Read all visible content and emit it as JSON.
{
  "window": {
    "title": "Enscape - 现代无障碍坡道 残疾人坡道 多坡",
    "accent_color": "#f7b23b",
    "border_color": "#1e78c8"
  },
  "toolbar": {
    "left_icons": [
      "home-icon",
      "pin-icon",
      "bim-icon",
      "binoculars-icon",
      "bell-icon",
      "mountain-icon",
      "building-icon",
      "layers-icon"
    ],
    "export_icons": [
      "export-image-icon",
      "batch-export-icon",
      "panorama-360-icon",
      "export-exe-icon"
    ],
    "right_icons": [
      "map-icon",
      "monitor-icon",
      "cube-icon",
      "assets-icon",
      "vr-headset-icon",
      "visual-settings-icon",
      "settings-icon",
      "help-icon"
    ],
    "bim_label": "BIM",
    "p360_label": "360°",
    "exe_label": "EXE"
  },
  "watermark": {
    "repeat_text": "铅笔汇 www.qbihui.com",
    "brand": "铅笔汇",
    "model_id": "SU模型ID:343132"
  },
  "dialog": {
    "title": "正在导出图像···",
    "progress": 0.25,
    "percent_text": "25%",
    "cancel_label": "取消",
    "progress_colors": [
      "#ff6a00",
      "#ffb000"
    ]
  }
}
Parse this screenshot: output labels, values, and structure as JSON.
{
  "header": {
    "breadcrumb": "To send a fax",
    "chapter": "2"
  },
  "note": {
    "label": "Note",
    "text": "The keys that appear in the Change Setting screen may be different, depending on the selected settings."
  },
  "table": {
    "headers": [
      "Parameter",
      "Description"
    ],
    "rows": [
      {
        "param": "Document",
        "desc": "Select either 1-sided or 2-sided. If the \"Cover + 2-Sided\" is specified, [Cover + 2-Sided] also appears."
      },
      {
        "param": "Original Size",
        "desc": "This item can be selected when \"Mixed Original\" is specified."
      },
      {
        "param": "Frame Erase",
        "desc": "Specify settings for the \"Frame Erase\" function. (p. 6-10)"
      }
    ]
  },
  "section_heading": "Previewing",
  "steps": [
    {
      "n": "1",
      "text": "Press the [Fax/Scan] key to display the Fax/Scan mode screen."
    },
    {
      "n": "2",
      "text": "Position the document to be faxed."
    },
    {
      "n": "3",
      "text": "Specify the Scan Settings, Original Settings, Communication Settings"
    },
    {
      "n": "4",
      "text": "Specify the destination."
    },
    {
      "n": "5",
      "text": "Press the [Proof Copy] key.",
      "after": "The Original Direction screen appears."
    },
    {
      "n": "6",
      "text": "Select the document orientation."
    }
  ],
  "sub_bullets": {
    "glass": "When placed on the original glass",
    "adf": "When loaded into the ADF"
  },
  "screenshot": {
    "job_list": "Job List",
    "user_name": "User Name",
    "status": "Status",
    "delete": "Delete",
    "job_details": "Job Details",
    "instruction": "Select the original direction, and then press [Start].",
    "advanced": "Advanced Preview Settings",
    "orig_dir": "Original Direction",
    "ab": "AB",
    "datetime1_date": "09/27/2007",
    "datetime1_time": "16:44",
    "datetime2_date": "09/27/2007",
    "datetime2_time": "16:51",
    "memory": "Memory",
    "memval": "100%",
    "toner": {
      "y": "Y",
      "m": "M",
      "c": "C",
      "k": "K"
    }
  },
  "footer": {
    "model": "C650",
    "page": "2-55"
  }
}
**********
### Exercise description
Tally the lines of the listing in which the word "Erase" occurs, and state the total alone.

### Solution to this exercise
2